►

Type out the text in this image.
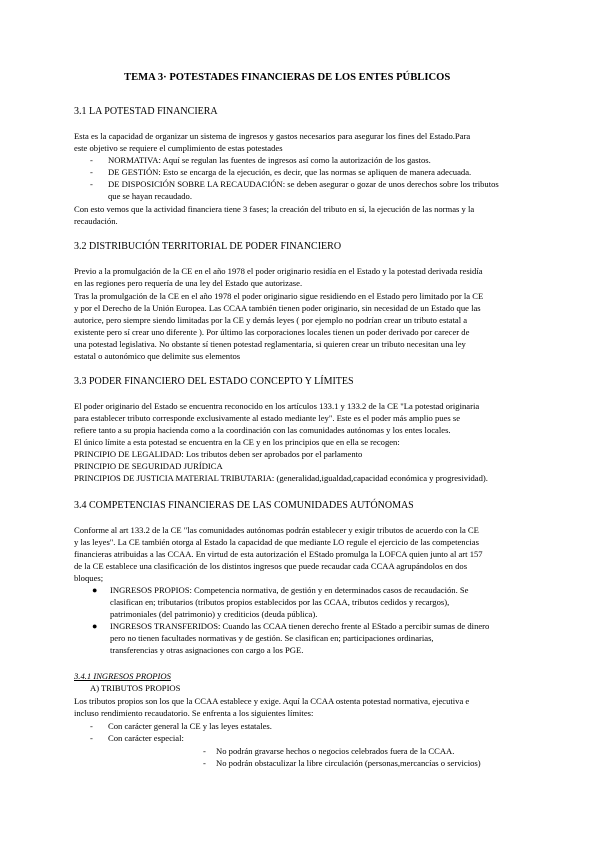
TEMA 3· POTESTADES FINANCIERAS DE LOS ENTES PÚBLICOS
3.1 LA POTESTAD FINANCIERA
Esta es la capacidad de organizar un sistema de ingresos y gastos necesarios para asegurar los fines del Estado.Para
este objetivo se requiere el cumplimiento de estas potestades
- NORMATIVA: Aquí se regulan las fuentes de ingresos así como la autorización de los gastos.
- DE GESTIÓN: Esto se encarga de la ejecución, es decir, que las normas se apliquen de manera adecuada.
- DE DISPOSICIÓN SOBRE LA RECAUDACIÓN: se deben asegurar o gozar de unos derechos sobre los tributos
que se hayan recaudado.
Con esto vemos que la actividad financiera tiene 3 fases; la creación del tributo en sí, la ejecución de las normas y la
recaudación.
3.2 DISTRIBUCIÓN TERRITORIAL DE PODER FINANCIERO
Previo a la promulgación de la CE en el año 1978 el poder originario residía en el Estado y la potestad derivada residía
en las regiones pero requería de una ley del Estado que autorizase.
Tras la promulgación de la CE en el año 1978 el poder originario sigue residiendo en el Estado pero limitado por la CE
y por el Derecho de la Unión Europea. Las CCAA también tienen poder originario, sin necesidad de un Estado que las
autorice, pero siempre siendo limitadas por la CE y demás leyes ( por ejemplo no podrían crear un tributo estatal a
existente pero sí crear uno diferente ). Por último las corporaciones locales tienen un poder derivado por carecer de
una potestad legislativa. No obstante sí tienen potestad reglamentaria, si quieren crear un tributo necesitan una ley
estatal o autonómico que delimite sus elementos
3.3 PODER FINANCIERO DEL ESTADO CONCEPTO Y LÍMITES
El poder originario del Estado se encuentra reconocido en los artículos 133.1 y 133.2 de la CE "La potestad originaria
para establecer tributo corresponde exclusivamente al estado mediante ley". Este es el poder más amplio pues se
refiere tanto a su propia hacienda como a la coordinación con las comunidades autónomas y los entes locales.
El único límite a esta potestad se encuentra en la CE y en los principios que en ella se recogen:
PRINCIPIO DE LEGALIDAD: Los tributos deben ser aprobados por el parlamento
PRINCIPIO DE SEGURIDAD JURÍDICA
PRINCIPIOS DE JUSTICIA MATERIAL TRIBUTARIA: (generalidad,igualdad,capacidad económica y progresividad).
3.4 COMPETENCIAS FINANCIERAS DE LAS COMUNIDADES AUTÓNOMAS
Conforme al art 133.2 de la CE "las comunidades autónomas podrán establecer y exigir tributos de acuerdo con la CE
y las leyes". La CE también otorga al Estado la capacidad de que mediante LO regule el ejercicio de las competencias
financieras atribuidas a las CCAA. En virtud de esta autorización el EStado promulga la LOFCA quien junto al art 157
de la CE establece una clasificación de los distintos ingresos que puede recaudar cada CCAA agrupándolos en dos
bloques;
● INGRESOS PROPIOS: Competencia normativa, de gestión y en determinados casos de recaudación. Se
clasifican en; tributarios (tributos propios establecidos por las CCAA, tributos cedidos y recargos),
patrimoniales (del patrimonio) y crediticios (deuda pública).
● INGRESOS TRANSFERIDOS: Cuando las CCAA tienen derecho frente al EStado a percibir sumas de dinero
pero no tienen facultades normativas y de gestión. Se clasifican en; participaciones ordinarias,
transferencias y otras asignaciones con cargo a los PGE.
3.4.1 INGRESOS PROPIOS
A) TRIBUTOS PROPIOS
Los tributos propios son los que la CCAA establece y exige. Aquí la CCAA ostenta potestad normativa, ejecutiva e
incluso rendimiento recaudatorio. Se enfrenta a los siguientes límites:
- Con carácter general la CE y las leyes estatales.
- Con carácter especial:
- No podrán gravarse hechos o negocios celebrados fuera de la CCAA.
- No podrán obstaculizar la libre circulación (personas,mercancías o servicios)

◄

Written request =
Using the listing above, locate the lines that hold "originario" and copy each one.

Written solution =
Previo a la promulgación de la CE en el año 1978 el poder originario residía en el Estado y la potestad derivada residía
Tras la promulgación de la CE en el año 1978 el poder originario sigue residiendo en el Estado pero limitado por la CE
y por el Derecho de la Unión Europea. Las CCAA también tienen poder originario, sin necesidad de un Estado que las
El poder originario del Estado se encuentra reconocido en los artículos 133.1 y 133.2 de la CE "La potestad originaria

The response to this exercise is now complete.